### Do this
Find "Output a JSON" in the data below; transcribe the line it appears on and each line after it, exactly, to the end, and nothing else.

[Excerpts from a figure dataset]
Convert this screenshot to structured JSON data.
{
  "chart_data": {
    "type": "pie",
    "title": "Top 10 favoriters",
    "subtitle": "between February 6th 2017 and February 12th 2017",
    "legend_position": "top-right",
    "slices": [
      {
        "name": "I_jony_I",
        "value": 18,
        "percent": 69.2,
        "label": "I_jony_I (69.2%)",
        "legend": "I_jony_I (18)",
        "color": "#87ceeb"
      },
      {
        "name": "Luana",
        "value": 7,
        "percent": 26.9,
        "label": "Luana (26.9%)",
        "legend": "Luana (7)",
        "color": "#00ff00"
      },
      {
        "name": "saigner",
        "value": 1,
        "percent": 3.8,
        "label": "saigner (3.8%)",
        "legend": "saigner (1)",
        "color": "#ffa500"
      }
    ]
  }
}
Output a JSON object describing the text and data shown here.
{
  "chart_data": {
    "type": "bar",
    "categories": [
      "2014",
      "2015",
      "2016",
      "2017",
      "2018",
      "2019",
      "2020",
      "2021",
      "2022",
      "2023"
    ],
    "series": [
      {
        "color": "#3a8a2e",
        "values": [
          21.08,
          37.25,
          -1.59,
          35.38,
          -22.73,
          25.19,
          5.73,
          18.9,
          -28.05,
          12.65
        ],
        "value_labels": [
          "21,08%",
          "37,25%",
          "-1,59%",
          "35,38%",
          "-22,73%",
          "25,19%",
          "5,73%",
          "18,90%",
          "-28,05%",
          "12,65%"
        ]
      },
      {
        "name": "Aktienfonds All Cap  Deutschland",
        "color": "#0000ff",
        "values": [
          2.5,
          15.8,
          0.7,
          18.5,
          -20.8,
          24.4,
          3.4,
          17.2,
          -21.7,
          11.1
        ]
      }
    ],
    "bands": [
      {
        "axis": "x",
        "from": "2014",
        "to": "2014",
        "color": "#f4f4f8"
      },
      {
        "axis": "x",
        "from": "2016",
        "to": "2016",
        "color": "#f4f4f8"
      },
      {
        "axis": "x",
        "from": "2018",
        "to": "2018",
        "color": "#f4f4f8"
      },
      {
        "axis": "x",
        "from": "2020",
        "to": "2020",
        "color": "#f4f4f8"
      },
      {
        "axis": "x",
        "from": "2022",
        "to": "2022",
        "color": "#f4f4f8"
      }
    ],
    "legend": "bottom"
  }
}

### Final answer
Output a JSON object describing the text and data shown here.
{
  "chart_data": {
    "type": "bar",
    "categories": [
      "2014",
      "2015",
      "2016",
      "2017",
      "2018",
      "2019",
      "2020",
      "2021",
      "2022",
      "2023"
    ],
    "series": [
      {
        "color": "#3a8a2e",
        "values": [
          21.08,
          37.25,
          -1.59,
          35.38,
          -22.73,
          25.19,
          5.73,
          18.9,
          -28.05,
          12.65
        ],
        "value_labels": [
          "21,08%",
          "37,25%",
          "-1,59%",
          "35,38%",
          "-22,73%",
          "25,19%",
          "5,73%",
          "18,90%",
          "-28,05%",
          "12,65%"
        ]
      },
      {
        "name": "Aktienfonds All Cap  Deutschland",
        "color": "#0000ff",
        "values": [
          2.5,
          15.8,
          0.7,
          18.5,
          -20.8,
          24.4,
          3.4,
          17.2,
          -21.7,
          11.1
        ]
      }
    ],
    "bands": [
      {
        "axis": "x",
        "from": "2014",
        "to": "2014",
        "color": "#f4f4f8"
      },
      {
        "axis": "x",
        "from": "2016",
        "to": "2016",
        "color": "#f4f4f8"
      },
      {
        "axis": "x",
        "from": "2018",
        "to": "2018",
        "color": "#f4f4f8"
      },
      {
        "axis": "x",
        "from": "2020",
        "to": "2020",
        "color": "#f4f4f8"
      },
      {
        "axis": "x",
        "from": "2022",
        "to": "2022",
        "color": "#f4f4f8"
      }
    ],
    "legend": "bottom"
  }
}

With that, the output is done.